● Records supplied
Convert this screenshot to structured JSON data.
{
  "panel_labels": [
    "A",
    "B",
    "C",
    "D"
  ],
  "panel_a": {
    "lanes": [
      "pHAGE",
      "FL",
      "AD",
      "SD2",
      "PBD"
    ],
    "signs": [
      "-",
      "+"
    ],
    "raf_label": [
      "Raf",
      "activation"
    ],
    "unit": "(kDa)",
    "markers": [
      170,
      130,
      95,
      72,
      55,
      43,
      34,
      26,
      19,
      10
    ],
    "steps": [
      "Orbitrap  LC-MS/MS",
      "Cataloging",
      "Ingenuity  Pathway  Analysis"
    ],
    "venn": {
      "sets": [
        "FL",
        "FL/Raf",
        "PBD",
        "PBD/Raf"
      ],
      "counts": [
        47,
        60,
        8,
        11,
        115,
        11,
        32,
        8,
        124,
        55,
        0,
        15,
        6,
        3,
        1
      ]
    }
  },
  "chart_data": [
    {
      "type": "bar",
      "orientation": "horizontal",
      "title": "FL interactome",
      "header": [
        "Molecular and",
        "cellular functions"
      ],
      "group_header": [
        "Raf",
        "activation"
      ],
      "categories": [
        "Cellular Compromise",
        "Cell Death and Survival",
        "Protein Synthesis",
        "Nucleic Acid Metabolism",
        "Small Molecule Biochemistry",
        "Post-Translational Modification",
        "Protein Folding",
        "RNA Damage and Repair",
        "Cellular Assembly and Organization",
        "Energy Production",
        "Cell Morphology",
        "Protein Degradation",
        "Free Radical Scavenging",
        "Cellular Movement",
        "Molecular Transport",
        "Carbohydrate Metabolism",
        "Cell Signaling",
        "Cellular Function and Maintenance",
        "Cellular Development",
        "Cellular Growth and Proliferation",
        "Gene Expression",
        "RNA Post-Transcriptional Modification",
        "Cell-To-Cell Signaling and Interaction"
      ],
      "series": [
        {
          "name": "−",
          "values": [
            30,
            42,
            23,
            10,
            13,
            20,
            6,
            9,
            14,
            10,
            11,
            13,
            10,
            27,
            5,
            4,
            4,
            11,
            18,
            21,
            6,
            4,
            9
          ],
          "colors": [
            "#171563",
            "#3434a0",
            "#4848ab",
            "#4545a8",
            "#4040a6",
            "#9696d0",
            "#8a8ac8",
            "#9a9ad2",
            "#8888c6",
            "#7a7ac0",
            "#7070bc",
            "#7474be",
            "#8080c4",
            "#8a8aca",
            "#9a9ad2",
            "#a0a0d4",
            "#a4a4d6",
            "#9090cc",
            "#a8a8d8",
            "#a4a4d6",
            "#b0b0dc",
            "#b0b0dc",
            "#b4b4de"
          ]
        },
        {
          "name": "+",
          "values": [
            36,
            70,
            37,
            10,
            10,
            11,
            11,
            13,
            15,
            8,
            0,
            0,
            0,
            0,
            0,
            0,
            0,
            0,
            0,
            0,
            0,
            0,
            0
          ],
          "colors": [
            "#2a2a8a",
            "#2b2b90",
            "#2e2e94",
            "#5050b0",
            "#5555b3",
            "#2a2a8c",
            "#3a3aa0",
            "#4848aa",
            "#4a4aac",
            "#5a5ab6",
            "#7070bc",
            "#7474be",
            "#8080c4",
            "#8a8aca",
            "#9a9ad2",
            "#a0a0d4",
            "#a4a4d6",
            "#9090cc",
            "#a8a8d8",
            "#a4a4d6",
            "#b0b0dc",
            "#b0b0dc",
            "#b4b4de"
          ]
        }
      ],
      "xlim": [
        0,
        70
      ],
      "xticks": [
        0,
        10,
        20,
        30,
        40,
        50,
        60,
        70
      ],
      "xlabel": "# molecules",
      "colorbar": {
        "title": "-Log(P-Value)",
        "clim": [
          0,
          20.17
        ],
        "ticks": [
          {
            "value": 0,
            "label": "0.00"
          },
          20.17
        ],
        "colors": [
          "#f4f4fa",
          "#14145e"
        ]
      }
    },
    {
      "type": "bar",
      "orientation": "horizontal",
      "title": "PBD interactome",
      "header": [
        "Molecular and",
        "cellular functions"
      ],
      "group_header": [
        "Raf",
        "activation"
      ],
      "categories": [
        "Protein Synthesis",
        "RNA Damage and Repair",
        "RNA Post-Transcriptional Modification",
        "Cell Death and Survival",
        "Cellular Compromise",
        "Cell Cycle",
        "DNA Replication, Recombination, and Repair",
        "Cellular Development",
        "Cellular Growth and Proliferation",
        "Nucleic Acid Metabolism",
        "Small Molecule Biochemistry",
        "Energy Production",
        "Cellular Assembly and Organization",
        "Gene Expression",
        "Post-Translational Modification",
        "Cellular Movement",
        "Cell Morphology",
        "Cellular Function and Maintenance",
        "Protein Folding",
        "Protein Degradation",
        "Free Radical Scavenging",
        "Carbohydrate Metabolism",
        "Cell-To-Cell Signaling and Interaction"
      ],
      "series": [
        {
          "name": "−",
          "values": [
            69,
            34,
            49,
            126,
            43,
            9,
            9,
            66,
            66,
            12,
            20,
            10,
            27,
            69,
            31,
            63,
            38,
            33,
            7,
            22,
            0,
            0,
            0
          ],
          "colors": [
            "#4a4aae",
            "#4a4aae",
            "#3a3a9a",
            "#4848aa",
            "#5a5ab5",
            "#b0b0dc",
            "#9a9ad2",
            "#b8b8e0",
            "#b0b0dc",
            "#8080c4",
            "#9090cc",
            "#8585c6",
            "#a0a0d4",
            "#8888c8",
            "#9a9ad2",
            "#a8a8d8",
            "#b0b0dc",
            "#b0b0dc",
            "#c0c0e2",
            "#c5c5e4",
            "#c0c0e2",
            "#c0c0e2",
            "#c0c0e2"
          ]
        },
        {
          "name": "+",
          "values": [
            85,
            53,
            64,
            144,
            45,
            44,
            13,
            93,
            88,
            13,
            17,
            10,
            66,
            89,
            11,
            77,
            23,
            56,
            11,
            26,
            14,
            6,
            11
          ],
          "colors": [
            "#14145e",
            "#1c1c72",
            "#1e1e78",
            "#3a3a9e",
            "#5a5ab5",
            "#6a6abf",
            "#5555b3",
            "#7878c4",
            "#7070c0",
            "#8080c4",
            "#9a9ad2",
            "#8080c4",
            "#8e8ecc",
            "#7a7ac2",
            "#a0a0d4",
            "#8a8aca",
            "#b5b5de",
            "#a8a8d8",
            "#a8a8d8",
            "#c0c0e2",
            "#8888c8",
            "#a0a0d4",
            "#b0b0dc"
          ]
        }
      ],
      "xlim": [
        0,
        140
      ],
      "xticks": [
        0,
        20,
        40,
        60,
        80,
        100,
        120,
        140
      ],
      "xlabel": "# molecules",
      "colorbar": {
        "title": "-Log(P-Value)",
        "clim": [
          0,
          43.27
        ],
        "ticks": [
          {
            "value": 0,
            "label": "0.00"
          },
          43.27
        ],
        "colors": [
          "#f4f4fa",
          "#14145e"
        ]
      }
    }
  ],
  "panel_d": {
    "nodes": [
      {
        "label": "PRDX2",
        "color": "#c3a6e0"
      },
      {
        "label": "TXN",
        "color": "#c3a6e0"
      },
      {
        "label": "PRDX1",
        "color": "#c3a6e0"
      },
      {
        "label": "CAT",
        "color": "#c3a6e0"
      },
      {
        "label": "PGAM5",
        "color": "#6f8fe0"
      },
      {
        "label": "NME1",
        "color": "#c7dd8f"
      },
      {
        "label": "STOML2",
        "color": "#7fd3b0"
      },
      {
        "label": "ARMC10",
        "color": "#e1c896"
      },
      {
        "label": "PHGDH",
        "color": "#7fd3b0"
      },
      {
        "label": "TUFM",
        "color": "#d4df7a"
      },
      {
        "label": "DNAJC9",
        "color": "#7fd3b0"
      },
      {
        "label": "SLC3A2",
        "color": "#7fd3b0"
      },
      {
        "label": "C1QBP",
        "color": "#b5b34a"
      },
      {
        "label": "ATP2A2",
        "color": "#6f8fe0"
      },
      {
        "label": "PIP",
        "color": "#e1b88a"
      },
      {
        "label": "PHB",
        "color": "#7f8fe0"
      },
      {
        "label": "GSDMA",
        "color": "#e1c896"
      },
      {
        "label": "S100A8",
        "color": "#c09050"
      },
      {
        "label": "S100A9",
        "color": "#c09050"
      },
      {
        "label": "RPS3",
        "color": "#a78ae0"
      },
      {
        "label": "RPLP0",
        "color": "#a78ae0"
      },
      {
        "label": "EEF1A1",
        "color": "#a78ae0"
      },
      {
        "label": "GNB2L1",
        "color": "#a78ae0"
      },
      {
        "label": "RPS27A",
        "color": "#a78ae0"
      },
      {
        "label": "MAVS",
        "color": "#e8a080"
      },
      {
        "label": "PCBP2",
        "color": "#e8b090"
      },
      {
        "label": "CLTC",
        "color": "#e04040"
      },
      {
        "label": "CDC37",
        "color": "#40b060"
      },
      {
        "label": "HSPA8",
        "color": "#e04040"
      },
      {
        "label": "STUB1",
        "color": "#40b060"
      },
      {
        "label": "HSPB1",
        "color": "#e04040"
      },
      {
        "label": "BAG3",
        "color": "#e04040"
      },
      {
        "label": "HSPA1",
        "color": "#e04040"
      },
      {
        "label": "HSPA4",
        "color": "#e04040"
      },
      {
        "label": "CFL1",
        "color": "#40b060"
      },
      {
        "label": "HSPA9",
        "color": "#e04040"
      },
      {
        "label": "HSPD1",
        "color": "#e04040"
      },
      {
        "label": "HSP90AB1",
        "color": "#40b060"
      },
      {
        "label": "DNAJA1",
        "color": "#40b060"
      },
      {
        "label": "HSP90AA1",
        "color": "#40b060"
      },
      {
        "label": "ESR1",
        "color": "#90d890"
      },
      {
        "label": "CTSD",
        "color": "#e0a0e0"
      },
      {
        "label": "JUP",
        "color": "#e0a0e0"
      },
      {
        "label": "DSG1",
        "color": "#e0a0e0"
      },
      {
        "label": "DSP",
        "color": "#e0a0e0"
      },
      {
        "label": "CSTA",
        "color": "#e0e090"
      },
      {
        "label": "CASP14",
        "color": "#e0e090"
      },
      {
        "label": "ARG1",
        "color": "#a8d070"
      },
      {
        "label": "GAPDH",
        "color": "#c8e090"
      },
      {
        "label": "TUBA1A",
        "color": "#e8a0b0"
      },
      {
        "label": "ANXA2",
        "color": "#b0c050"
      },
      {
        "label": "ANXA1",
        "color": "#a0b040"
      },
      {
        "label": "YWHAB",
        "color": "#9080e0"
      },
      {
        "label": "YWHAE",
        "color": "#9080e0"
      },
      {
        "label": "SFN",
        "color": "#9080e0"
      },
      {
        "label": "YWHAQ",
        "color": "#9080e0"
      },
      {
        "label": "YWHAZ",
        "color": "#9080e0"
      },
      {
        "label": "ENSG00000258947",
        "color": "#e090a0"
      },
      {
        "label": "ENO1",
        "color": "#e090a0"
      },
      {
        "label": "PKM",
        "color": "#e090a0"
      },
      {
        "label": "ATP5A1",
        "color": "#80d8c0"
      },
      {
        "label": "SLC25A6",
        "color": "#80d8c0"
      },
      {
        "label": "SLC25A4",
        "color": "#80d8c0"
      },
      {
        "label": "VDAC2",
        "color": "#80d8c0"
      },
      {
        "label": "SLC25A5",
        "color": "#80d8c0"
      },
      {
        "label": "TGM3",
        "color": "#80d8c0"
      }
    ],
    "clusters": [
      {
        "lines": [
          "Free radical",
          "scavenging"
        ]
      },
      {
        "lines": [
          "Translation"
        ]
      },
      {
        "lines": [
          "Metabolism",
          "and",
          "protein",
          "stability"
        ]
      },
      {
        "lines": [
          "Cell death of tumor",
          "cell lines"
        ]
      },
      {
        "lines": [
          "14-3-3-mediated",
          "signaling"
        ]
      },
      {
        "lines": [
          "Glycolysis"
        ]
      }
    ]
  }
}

● Description of the task
Scan the entries above for the word "title", then copy every line in which it occurs.

● Result of this task
      "title": "FL interactome",
        "title": "-Log(P-Value)",
      "title": "PBD interactome",
        "title": "-Log(P-Value)",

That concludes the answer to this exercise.